### AIM
Pull every line holding the string "межэтнических" from the records below.

··· EXERCISE INPUT ···

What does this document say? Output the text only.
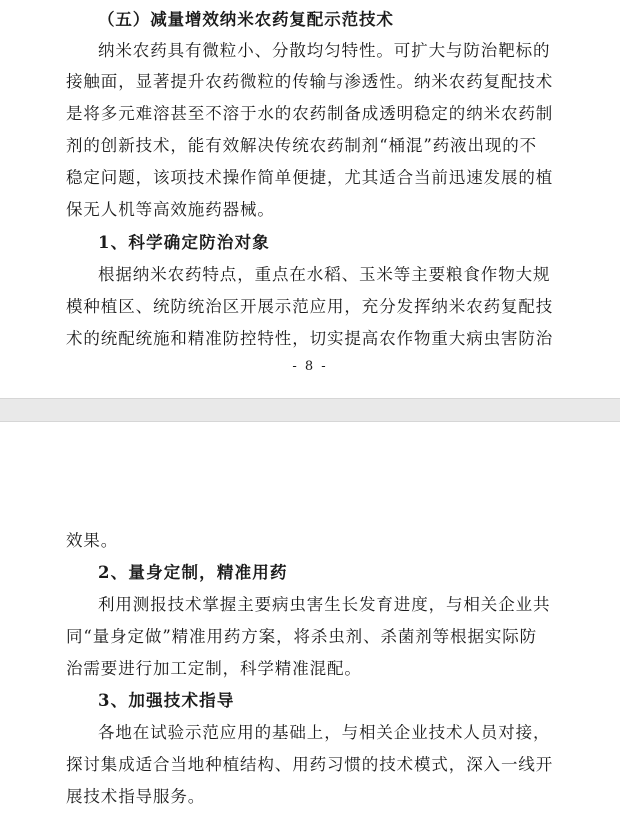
（五）减量增效纳米农药复配示范技术
纳米农药具有微粒小、分散均匀特性。可扩大与防治靶标的
接触面，显著提升农药微粒的传输与渗透性。纳米农药复配技术
是将多元难溶甚至不溶于水的农药制备成透明稳定的纳米农药制
剂的创新技术，能有效解决传统农药制剂“桶混”药液出现的不
稳定问题，该项技术操作简单便捷，尤其适合当前迅速发展的植
保无人机等高效施药器械。
1、科学确定防治对象
根据纳米农药特点，重点在水稻、玉米等主要粮食作物大规
模种植区、统防统治区开展示范应用，充分发挥纳米农药复配技
术的统配统施和精准防控特性，切实提高农作物重大病虫害防治
- 8 -
效果。
2、量身定制，精准用药
利用测报技术掌握主要病虫害生长发育进度，与相关企业共
同“量身定做”精准用药方案，将杀虫剂、杀菌剂等根据实际防
治需要进行加工定制，科学精准混配。
3、加强技术指导
各地在试验示范应用的基础上，与相关企业技术人员对接，
探讨集成适合当地种植结构、用药习惯的技术模式，深入一线开
展技术指导服务。
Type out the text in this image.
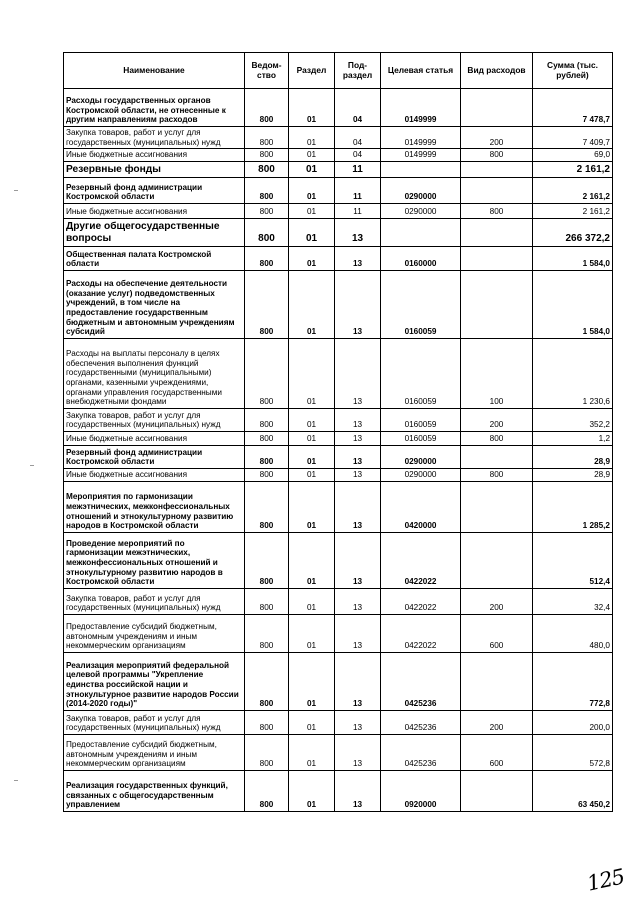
Наименование	Ведом-ство	Раздел	Под-раздел	Целевая статья	Вид расходов	Сумма (тыс. рублей)
Расходы государственных органов Костромской области, не отнесенные к другим направлениям расходов	800	01	04	0149999		7 478,7
Закупка товаров, работ и услуг для государственных (муниципальных) нужд	800	01	04	0149999	200	7 409,7
Иные бюджетные ассигнования	800	01	04	0149999	800	69,0
Резервные фонды	800	01	11			2 161,2
Резервный фонд администрации Костромской области	800	01	11	0290000		2 161,2
Иные бюджетные ассигнования	800	01	11	0290000	800	2 161,2
Другие общегосударственные вопросы	800	01	13			266 372,2
Общественная палата Костромской области	800	01	13	0160000		1 584,0
Расходы на обеспечение деятельности (оказание услуг) подведомственных учреждений, в том числе на предоставление государственным бюджетным и автономным учреждениям субсидий	800	01	13	0160059		1 584,0
Расходы на выплаты персоналу в целях обеспечения выполнения функций государственными (муниципальными) органами, казенными учреждениями, органами управления государственными внебюджетными фондами	800	01	13	0160059	100	1 230,6
Закупка товаров, работ и услуг для государственных (муниципальных) нужд	800	01	13	0160059	200	352,2
Иные бюджетные ассигнования	800	01	13	0160059	800	1,2
Резервный фонд администрации Костромской области	800	01	13	0290000		28,9
Иные бюджетные ассигнования	800	01	13	0290000	800	28,9
Мероприятия по гармонизации межэтнических, межконфессиональных отношений и этнокультурному развитию народов в Костромской области	800	01	13	0420000		1 285,2
Проведение мероприятий по гармонизации межэтнических, межконфессиональных отношений и этнокультурному развитию народов в Костромской области	800	01	13	0422022		512,4
Закупка товаров, работ и услуг для государственных (муниципальных) нужд	800	01	13	0422022	200	32,4
Предоставление субсидий бюджетным, автономным учреждениям и иным некоммерческим организациям	800	01	13	0422022	600	480,0
Реализация мероприятий федеральной целевой программы "Укрепление единства российской нации и этнокультурное развитие народов России (2014-2020 годы)"	800	01	13	0425236		772,8
Закупка товаров, работ и услуг для государственных (муниципальных) нужд	800	01	13	0425236	200	200,0
Предоставление субсидий бюджетным, автономным учреждениям и иным некоммерческим организациям	800	01	13	0425236	600	572,8
Реализация государственных функций, связанных с общегосударственным управлением	800	01	13	0920000		63 450,2
125
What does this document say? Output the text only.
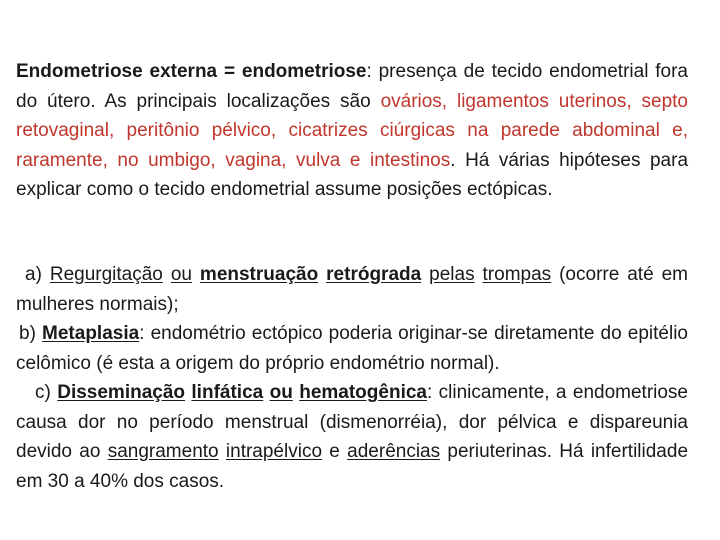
Endometriose externa = endometriose: presença de tecido endometrial fora do útero. As principais localizações são ovários, ligamentos uterinos, septo retovaginal, peritônio pélvico, cicatrizes ciúrgicas na parede abdominal e, raramente, no umbigo, vagina, vulva e intestinos. Há várias hipóteses para explicar como o tecido endometrial assume posições ectópicas.

a) Regurgitação ou menstruação retrógrada pelas trompas (ocorre até em mulheres normais);

b) Metaplasia: endométrio ectópico poderia originar-se diretamente do epitélio celômico (é esta a origem do próprio endométrio normal).

c) Disseminação linfática ou hematogênica: clinicamente, a endometriose causa dor no período menstrual (dismenorréia), dor pélvica e dispareunia devido ao sangramento intrapélvico e aderências periuterinas. Há infertilidade em 30 a 40% dos casos.
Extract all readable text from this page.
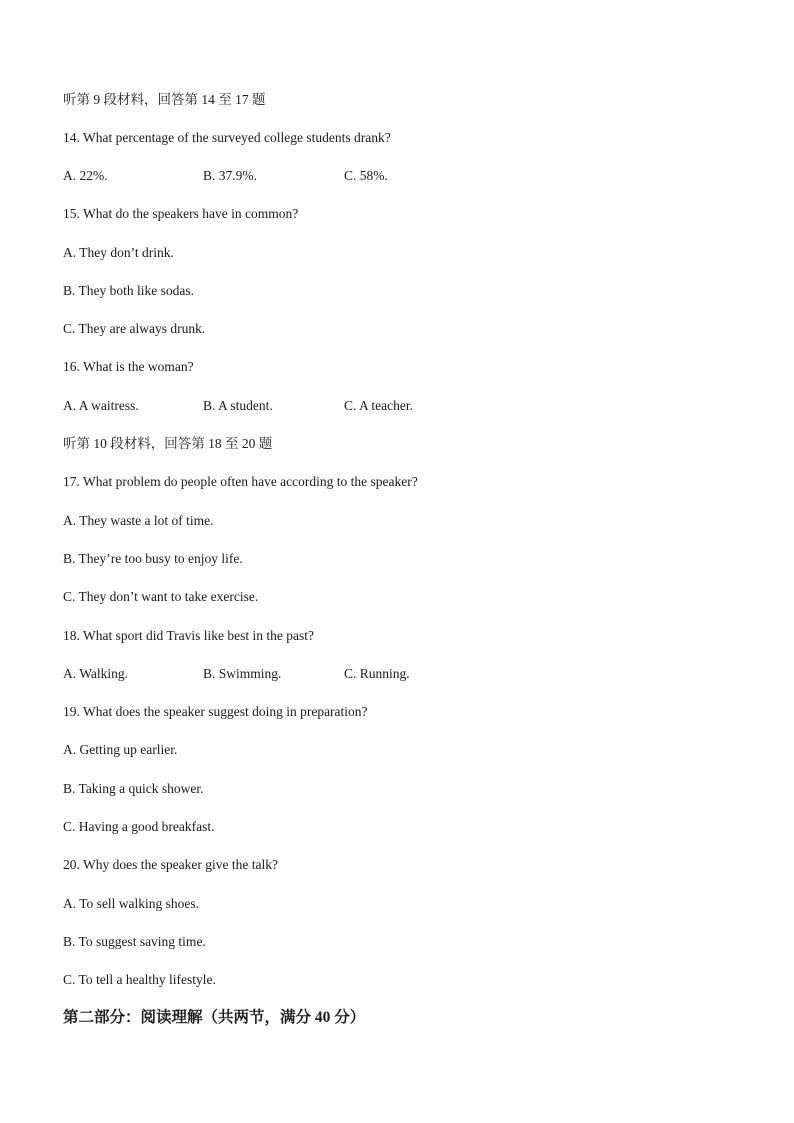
听第 9 段材料，回答第 14 至 17 题
14. What percentage of the surveyed college students drank?
A. 22%.	B. 37.9%.	C. 58%.
15. What do the speakers have in common?
A. They don’t drink.
B. They both like sodas.
C. They are always drunk.
16. What is the woman?
A. A waitress.	B. A student.	C. A teacher.
听第 10 段材料，回答第 18 至 20 题
17. What problem do people often have according to the speaker?
A. They waste a lot of time.
B. They’re too busy to enjoy life.
C. They don’t want to take exercise.
18. What sport did Travis like best in the past?
A. Walking.	B. Swimming.	C. Running.
19. What does the speaker suggest doing in preparation?
A. Getting up earlier.
B. Taking a quick shower.
C. Having a good breakfast.
20. Why does the speaker give the talk?
A. To sell walking shoes.
B. To suggest saving time.
C. To tell a healthy lifestyle.
第二部分：阅读理解（共两节，满分 40 分）
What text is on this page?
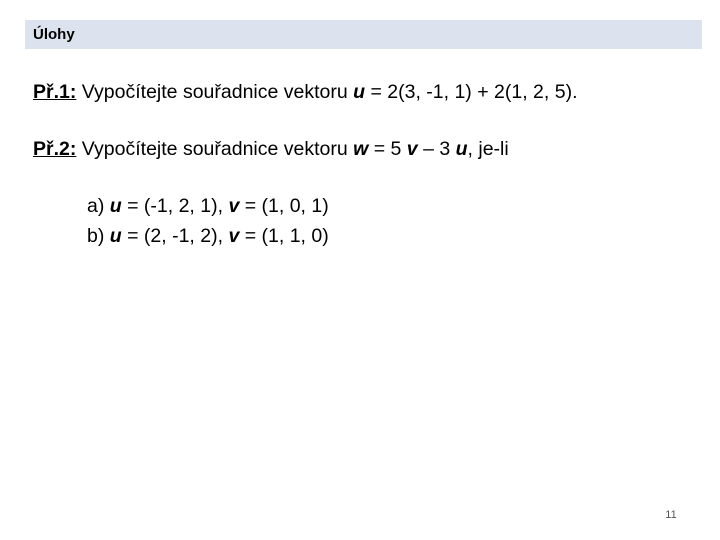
Úlohy
Př.1: Vypočítejte souřadnice vektoru u = 2(3, -1, 1) + 2(1, 2, 5).
Př.2: Vypočítejte souřadnice vektoru w = 5 v – 3 u, je-li
a) u = (-1, 2, 1), v = (1, 0, 1)
b) u = (2, -1, 2), v = (1, 1, 0)
11
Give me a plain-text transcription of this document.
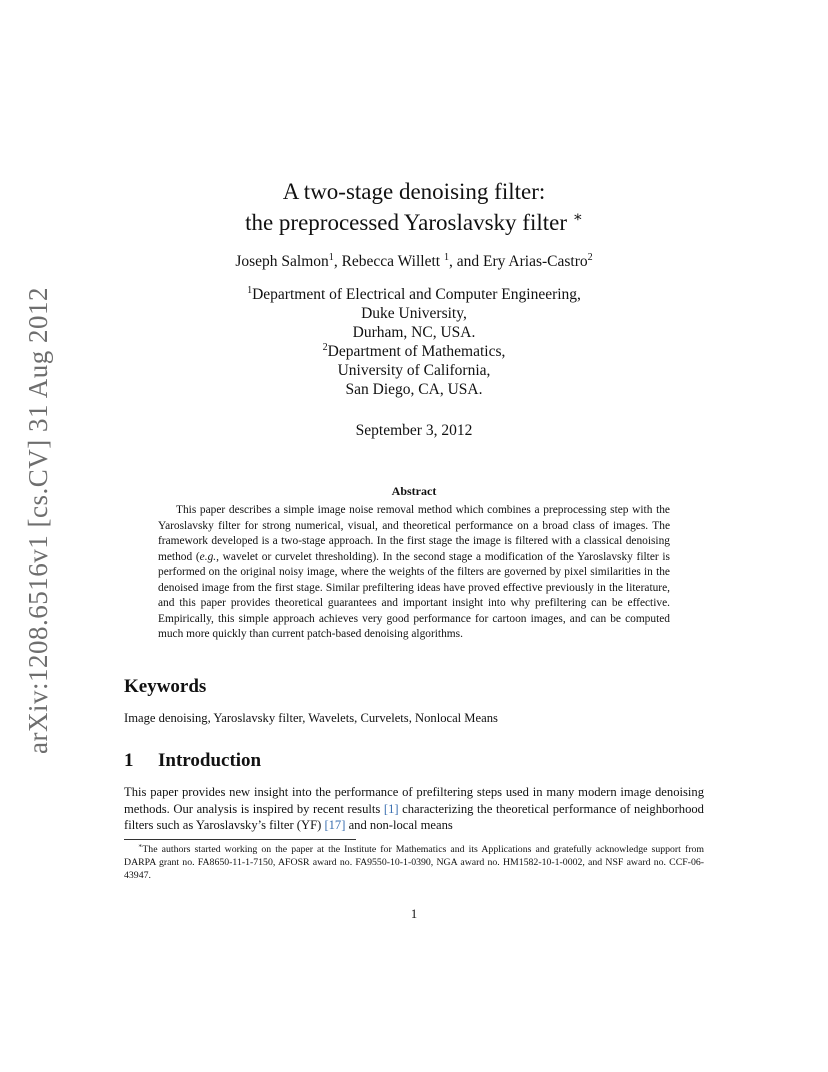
arXiv:1208.6516v1 [cs.CV] 31 Aug 2012
A two-stage denoising filter:
the preprocessed Yaroslavsky filter ∗
Joseph Salmon$^1$, Rebecca Willett $^1$, and Ery Arias-Castro$^2$
$^1$Department of Electrical and Computer Engineering,
Duke University,
Durham, NC, USA.
$^2$Department of Mathematics,
University of California,
San Diego, CA, USA.
September 3, 2012
Abstract

This paper describes a simple image noise removal method which combines a preprocessing step with the Yaroslavsky filter for strong numerical, visual, and theoretical performance on a broad class of images. The framework developed is a two-stage approach. In the first stage the image is filtered with a classical denoising method (e.g., wavelet or curvelet thresholding). In the second stage a modification of the Yaroslavsky filter is performed on the original noisy image, where the weights of the filters are governed by pixel similarities in the denoised image from the first stage. Similar prefiltering ideas have proved effective previously in the literature, and this paper provides theoretical guarantees and important insight into why prefiltering can be effective. Empirically, this simple approach achieves very good performance for cartoon images, and can be computed much more quickly than current patch-based denoising algorithms.

Keywords

Image denoising, Yaroslavsky filter, Wavelets, Curvelets, Nonlocal Means

1 Introduction

This paper provides new insight into the performance of prefiltering steps used in many modern image denoising methods. Our analysis is inspired by recent results [1] characterizing the theoretical performance of neighborhood filters such as Yaroslavsky’s filter (YF) [17] and non-local means

∗The authors started working on the paper at the Institute for Mathematics and its Applications and gratefully acknowledge support from DARPA grant no. FA8650-11-1-7150, AFOSR award no. FA9550-10-1-0390, NGA award no. HM1582-10-1-0002, and NSF award no. CCF-06-43947.

1
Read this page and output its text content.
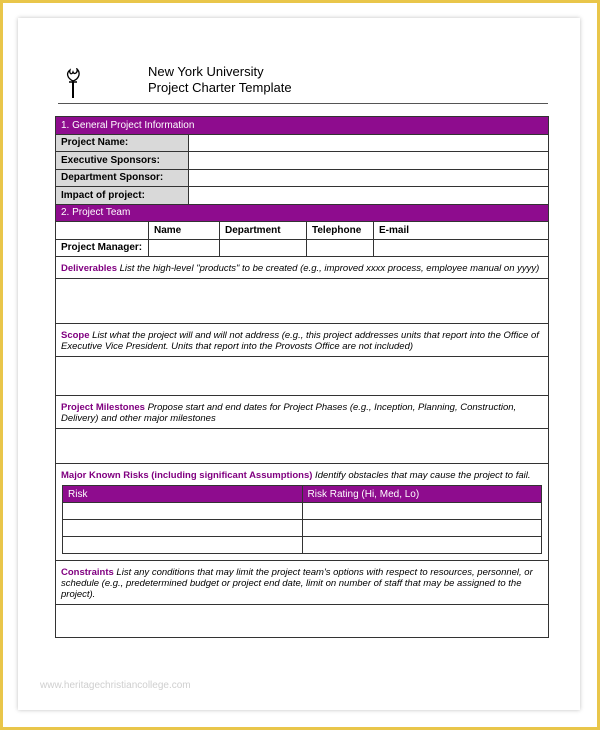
New York University
Project Charter Template
1. General Project Information	
Project Name:	
Executive Sponsors:	
Department Sponsor:	
Impact of project:	
2. Project Team				
	Name	Department	Telephone	E-mail
Project Manager:				
Deliverables List the high-level "products" to be created (e.g., improved xxxx process, employee manual on yyyy)

Scope List what the project will and will not address (e.g., this project addresses units that report into the Office of Executive Vice President. Units that report into the Provosts Office are not included)

Project Milestones Propose start and end dates for Project Phases (e.g., Inception, Planning, Construction, Delivery) and other major milestones

Major Known Risks (including significant Assumptions) Identify obstacles that may cause the project to fail.

Risk	Risk Rating (Hi, Med, Lo)

Constraints List any conditions that may limit the project team's options with respect to resources, personnel, or schedule (e.g., predetermined budget or project end date, limit on number of staff that may be assigned to the project).

www.heritagechristiancollege.com
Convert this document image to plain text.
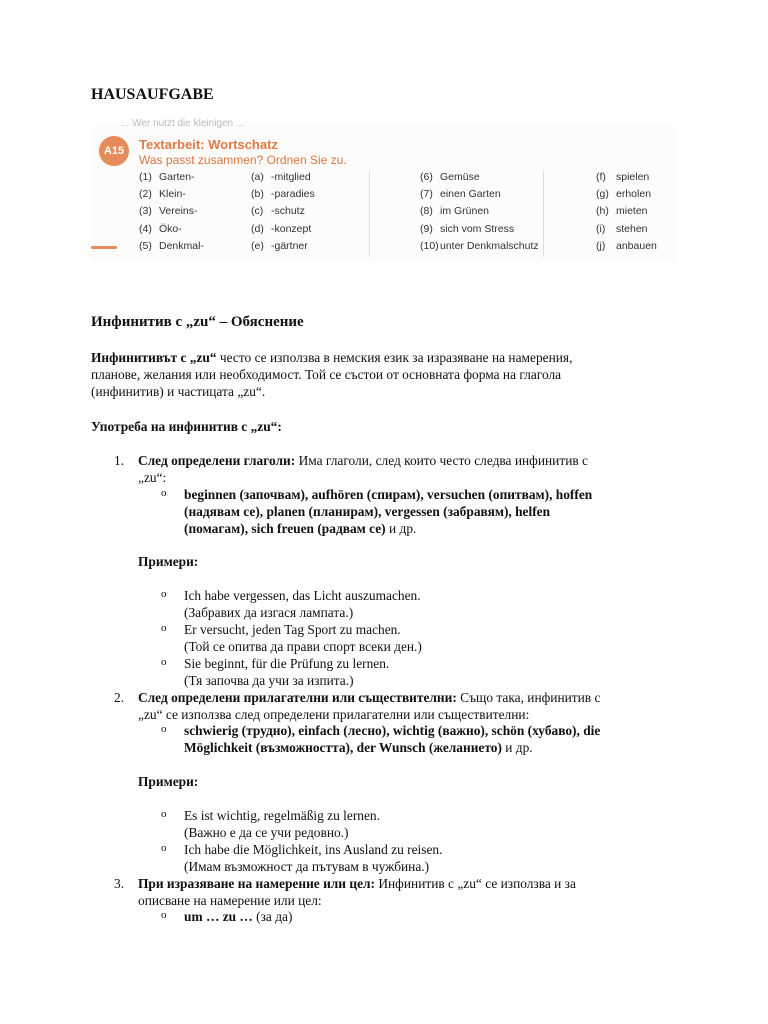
HAUSAUFGABE
... Wer nutzt die kleinigen ...
A15	Textarbeit: Wortschatz
Was passt zusammen? Ordnen Sie zu.
(1) Garten-
(2) Klein-
(3) Vereins-
(4) Öko-
(5) Denkmal-
(a) -mitglied
(b) -paradies
(c) -schutz
(d) -konzept
(e) -gärtner
(6) Gemüse
(7) einen Garten
(8) im Grünen
(9) sich vom Stress
(10)unter Denkmalschutz
(f) spielen
(g) erholen
(h) mieten
(i) stehen
(j) anbauen
Инфинитив с „zu“ – Обяснение
Инфинитивът с „zu“ често се използва в немския език за изразяване на намерения,
планове, желания или необходимост. Той се състои от основната форма на глагола
(инфинитив) и частицата „zu“.
Употреба на инфинитив с „zu“:
1. След определени глаголи: Има глаголи, след които често следва инфинитив с
„zu“:
o beginnen (започвам), aufhören (спирам), versuchen (опитвам), hoffen
(надявам се), planen (планирам), vergessen (забравям), helfen
(помагам), sich freuen (радвам се) и др.
Примери:
o Ich habe vergessen, das Licht auszumachen.
(Забравих да изгася лампата.)
o Er versucht, jeden Tag Sport zu machen.
(Той се опитва да прави спорт всеки ден.)
o Sie beginnt, für die Prüfung zu lernen.
(Тя започва да учи за изпита.)
2. След определени прилагателни или съществителни: Също така, инфинитив с
„zu“ се използва след определени прилагателни или съществителни:
o schwierig (трудно), einfach (лесно), wichtig (важно), schön (хубаво), die
Möglichkeit (възможността), der Wunsch (желанието) и др.
Примери:
o Es ist wichtig, regelmäßig zu lernen.
(Важно е да се учи редовно.)
o Ich habe die Möglichkeit, ins Ausland zu reisen.
(Имам възможност да пътувам в чужбина.)
3. При изразяване на намерение или цел: Инфинитив с „zu“ се използва и за
описване на намерение или цел:
o um … zu … (за да)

···

### TASK ANSWER
Мероприятия по гармонизации межэтнических, межконфессиональных отношений и этнокультурному развитию народов в Костромской области	800	01	13	0420000		1 285,2
Проведение мероприятий по гармонизации межэтнических, межконфессиональных отношений и этнокультурному развитию народов в Костромской области	800	01	13	0422022		512,4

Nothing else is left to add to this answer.